[START OF Dataset]

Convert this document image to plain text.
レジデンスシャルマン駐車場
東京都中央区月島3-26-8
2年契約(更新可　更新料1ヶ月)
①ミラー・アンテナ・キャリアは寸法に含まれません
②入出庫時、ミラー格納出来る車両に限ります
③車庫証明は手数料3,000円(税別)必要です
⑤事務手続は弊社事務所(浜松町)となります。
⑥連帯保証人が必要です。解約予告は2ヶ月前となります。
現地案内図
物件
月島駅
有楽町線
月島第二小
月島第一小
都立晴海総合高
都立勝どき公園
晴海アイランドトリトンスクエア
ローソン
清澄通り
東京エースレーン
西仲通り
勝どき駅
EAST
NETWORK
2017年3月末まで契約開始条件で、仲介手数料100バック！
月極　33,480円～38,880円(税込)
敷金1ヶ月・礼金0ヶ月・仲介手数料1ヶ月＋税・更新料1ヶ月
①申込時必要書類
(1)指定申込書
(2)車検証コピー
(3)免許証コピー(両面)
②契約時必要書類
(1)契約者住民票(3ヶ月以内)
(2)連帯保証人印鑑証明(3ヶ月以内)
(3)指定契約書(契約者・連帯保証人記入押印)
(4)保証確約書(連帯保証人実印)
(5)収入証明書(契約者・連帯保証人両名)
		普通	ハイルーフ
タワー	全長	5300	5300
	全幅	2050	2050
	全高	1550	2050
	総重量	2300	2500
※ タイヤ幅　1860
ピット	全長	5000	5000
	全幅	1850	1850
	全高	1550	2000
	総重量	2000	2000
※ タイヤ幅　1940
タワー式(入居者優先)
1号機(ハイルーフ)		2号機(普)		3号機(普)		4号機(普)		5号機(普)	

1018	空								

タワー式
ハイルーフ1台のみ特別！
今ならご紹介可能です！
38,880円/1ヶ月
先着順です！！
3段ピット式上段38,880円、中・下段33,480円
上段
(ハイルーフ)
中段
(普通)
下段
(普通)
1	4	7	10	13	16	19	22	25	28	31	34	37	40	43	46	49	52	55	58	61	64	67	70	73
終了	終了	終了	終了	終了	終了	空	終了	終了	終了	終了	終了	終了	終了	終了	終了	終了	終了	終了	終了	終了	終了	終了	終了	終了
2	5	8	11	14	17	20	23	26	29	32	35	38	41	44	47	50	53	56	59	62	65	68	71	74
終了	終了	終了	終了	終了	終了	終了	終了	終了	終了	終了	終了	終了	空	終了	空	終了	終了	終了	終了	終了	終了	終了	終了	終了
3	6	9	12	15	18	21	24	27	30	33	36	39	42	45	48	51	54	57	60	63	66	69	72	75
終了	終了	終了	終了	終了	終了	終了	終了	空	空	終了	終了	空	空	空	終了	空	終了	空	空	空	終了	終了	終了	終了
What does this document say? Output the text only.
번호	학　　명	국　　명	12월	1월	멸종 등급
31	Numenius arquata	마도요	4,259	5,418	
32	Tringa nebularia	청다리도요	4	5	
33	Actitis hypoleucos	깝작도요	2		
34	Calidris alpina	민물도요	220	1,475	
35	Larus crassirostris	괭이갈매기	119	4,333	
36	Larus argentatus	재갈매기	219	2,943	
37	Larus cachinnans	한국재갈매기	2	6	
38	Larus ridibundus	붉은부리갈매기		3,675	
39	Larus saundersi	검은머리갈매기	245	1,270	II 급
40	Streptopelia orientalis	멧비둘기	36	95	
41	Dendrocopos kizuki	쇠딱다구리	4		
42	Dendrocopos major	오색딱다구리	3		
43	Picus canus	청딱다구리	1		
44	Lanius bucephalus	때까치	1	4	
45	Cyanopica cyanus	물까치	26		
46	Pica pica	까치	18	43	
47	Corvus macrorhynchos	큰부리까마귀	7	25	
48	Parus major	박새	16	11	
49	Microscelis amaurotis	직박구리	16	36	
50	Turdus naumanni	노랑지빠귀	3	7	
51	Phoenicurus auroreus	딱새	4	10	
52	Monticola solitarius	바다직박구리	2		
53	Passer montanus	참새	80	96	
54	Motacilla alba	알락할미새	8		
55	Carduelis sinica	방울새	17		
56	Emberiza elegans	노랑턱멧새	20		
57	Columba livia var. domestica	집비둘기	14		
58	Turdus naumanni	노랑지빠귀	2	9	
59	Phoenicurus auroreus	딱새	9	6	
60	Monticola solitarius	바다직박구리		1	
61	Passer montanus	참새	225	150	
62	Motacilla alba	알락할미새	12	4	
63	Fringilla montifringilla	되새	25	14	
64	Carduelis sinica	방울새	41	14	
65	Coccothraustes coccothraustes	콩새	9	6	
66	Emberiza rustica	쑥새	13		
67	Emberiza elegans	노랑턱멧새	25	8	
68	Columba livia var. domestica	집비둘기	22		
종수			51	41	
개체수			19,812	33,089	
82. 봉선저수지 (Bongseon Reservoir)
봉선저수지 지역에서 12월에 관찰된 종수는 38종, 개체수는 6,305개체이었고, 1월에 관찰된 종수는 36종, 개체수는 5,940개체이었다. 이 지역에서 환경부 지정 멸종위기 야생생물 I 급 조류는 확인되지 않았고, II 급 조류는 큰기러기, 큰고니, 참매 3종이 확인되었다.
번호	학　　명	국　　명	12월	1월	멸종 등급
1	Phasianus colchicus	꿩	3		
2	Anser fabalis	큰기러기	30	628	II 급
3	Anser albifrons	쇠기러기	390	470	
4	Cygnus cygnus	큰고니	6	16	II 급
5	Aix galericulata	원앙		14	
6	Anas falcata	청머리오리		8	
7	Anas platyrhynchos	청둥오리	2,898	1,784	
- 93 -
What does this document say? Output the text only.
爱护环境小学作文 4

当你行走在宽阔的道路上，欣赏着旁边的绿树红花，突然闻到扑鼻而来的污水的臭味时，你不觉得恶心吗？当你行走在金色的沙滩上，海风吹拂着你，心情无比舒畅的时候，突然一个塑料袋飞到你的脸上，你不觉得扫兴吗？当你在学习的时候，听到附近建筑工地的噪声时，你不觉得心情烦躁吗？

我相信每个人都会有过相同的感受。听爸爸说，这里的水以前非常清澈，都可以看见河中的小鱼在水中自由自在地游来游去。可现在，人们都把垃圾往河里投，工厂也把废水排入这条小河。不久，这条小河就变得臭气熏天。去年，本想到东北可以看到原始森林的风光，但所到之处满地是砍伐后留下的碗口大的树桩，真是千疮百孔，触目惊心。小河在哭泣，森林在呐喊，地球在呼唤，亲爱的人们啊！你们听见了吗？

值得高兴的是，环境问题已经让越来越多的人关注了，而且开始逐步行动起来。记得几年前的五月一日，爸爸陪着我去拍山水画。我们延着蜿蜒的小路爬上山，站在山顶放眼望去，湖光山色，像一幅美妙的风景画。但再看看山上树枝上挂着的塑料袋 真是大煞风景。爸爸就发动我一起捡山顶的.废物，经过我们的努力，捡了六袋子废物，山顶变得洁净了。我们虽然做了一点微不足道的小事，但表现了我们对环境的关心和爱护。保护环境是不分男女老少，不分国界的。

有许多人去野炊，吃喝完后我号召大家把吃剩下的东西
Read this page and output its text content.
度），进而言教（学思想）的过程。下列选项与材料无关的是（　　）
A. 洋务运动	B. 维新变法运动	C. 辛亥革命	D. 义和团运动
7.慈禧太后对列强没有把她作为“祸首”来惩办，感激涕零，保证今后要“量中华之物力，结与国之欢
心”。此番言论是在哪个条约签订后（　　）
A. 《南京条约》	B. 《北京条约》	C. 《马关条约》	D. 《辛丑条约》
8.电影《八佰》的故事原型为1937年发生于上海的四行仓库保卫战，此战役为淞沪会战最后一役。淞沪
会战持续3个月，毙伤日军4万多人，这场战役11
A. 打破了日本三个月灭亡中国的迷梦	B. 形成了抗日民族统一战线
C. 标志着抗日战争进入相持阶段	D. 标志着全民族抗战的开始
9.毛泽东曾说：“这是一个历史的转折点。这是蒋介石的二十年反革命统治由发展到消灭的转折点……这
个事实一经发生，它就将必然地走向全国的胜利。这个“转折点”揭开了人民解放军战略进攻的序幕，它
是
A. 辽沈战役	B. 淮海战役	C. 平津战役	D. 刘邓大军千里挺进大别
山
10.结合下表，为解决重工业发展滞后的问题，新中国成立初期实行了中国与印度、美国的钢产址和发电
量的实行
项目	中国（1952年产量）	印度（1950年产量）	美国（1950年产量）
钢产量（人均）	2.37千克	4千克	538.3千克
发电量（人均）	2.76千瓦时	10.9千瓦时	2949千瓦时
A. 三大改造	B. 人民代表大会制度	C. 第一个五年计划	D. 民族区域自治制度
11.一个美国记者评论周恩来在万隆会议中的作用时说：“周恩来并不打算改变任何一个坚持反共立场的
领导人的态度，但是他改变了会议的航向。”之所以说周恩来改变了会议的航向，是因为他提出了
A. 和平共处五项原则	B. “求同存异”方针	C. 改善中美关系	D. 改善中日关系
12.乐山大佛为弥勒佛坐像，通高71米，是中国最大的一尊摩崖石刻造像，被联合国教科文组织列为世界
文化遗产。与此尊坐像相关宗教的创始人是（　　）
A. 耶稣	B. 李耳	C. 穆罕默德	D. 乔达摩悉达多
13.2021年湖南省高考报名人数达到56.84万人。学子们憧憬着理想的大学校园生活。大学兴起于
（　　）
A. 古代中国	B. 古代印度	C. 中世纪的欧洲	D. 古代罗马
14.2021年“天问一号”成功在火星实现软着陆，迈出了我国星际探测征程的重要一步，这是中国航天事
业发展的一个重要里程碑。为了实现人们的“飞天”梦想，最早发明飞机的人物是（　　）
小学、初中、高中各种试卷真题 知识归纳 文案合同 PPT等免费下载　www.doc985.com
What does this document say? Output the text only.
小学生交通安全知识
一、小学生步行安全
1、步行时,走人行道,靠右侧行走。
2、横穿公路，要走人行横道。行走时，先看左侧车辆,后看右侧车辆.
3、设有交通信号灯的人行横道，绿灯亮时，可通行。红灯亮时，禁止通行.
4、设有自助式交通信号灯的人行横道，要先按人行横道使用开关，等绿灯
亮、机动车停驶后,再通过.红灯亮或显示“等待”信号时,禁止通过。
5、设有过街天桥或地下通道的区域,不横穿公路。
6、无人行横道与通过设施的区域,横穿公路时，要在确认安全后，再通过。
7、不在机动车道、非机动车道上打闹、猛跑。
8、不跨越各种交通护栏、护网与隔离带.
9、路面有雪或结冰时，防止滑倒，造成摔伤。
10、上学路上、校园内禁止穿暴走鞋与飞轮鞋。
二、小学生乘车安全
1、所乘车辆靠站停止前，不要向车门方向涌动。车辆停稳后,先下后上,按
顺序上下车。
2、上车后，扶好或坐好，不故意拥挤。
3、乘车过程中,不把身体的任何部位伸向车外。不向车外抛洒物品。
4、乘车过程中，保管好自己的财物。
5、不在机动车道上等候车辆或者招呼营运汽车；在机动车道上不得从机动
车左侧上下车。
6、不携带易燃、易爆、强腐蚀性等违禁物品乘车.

[END OF Dataset]

* _Work instructions_
From the listing, copy every line where the string "Phoenicurus" appears.

* _Task solution_
51	Phoenicurus auroreus	딱새	4	10	
59	Phoenicurus auroreus	딱새	9	6	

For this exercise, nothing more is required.